▸ The problem: What lines of the data include the string "content"? Copy them all.

Collected data entries:
────────

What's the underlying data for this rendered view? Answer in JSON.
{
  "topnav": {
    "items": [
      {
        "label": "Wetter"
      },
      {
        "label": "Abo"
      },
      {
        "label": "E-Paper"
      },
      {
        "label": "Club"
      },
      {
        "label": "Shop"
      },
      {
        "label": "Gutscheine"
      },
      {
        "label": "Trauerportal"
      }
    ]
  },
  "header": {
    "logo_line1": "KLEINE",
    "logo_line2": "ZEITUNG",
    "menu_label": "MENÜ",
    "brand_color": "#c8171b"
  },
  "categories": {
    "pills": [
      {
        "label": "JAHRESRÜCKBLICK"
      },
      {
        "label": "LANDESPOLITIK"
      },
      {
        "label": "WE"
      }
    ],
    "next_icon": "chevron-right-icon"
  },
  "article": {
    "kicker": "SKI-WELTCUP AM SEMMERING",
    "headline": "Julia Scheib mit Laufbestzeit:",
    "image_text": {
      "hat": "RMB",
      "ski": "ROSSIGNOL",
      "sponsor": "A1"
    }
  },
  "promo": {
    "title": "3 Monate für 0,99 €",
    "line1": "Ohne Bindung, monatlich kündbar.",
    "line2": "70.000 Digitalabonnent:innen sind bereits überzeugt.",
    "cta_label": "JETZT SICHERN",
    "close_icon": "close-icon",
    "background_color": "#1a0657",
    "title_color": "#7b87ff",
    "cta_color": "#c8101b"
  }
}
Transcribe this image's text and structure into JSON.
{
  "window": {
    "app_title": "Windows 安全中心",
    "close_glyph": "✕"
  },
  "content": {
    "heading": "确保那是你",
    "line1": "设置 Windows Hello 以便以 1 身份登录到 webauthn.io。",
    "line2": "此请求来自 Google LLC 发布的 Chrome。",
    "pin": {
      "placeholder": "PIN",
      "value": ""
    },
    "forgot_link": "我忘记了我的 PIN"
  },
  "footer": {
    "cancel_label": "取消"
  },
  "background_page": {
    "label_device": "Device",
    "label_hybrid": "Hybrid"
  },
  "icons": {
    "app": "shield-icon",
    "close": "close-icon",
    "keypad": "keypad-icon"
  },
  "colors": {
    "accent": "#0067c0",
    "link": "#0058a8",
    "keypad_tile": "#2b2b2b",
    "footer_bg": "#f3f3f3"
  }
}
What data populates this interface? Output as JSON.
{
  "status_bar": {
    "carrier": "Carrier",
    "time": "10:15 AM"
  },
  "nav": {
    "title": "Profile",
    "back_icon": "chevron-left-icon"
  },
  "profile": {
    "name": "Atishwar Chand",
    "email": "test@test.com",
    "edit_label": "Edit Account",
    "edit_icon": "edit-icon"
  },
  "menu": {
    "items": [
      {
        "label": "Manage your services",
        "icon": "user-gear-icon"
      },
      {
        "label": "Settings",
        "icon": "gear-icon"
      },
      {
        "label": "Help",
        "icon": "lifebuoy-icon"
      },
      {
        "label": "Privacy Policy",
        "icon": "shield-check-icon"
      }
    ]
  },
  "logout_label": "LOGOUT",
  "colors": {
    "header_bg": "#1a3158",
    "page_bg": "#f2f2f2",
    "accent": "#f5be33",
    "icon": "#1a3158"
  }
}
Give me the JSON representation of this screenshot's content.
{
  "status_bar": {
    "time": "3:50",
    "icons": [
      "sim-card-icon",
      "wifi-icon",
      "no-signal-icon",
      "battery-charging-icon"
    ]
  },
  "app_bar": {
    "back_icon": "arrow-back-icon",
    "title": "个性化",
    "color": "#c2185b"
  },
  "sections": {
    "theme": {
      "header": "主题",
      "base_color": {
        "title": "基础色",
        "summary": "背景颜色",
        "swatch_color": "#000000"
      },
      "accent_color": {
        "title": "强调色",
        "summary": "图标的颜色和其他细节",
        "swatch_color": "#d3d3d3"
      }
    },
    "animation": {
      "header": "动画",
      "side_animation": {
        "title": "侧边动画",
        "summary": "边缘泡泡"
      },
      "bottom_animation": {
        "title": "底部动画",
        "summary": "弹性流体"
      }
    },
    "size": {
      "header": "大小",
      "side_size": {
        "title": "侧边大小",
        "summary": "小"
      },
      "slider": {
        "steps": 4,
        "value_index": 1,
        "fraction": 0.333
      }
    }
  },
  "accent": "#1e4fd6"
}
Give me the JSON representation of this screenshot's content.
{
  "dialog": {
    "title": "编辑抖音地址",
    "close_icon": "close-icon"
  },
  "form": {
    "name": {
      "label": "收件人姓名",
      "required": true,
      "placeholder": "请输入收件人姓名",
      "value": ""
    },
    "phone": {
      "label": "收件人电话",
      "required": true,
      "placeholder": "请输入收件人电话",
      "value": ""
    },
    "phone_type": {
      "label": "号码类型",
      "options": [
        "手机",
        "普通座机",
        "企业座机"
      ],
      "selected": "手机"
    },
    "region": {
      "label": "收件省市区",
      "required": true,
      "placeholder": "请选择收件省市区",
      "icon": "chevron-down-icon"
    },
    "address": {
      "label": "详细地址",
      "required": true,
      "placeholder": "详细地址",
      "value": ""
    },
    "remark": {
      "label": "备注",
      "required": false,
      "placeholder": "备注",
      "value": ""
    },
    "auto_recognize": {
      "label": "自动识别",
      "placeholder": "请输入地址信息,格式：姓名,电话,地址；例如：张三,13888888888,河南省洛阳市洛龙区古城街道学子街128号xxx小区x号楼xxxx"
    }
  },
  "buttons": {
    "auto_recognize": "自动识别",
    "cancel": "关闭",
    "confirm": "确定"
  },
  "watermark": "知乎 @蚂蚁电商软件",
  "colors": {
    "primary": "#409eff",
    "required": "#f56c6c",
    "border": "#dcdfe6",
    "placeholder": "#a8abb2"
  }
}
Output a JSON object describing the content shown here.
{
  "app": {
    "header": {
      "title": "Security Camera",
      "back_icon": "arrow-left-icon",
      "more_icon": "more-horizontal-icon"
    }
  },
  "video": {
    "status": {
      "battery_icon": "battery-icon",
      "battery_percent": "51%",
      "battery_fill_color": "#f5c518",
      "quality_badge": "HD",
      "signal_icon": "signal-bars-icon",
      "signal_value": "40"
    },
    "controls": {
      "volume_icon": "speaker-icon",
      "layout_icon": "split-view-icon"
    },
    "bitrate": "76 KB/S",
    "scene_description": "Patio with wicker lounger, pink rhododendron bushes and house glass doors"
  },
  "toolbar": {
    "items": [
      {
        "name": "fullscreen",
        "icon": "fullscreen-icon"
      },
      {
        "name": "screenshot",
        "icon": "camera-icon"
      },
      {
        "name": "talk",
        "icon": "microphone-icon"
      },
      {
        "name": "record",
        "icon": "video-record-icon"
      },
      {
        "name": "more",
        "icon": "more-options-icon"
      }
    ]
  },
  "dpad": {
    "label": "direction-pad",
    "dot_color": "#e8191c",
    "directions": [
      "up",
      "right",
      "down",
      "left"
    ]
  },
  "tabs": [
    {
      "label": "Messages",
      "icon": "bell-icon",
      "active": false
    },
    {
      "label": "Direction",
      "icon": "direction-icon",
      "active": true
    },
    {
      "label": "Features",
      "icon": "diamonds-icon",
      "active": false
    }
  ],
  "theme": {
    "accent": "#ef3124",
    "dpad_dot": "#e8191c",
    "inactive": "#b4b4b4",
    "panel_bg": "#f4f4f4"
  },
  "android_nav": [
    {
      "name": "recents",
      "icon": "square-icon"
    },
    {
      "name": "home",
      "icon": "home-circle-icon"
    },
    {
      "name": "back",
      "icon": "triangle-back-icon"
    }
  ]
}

────────

▸ Written answer:
  "content": {
Give me the JSON representation of this screenshot's content.
Give me the JSON representation of this screenshot's content.
Output a JSON object describing the content shown here.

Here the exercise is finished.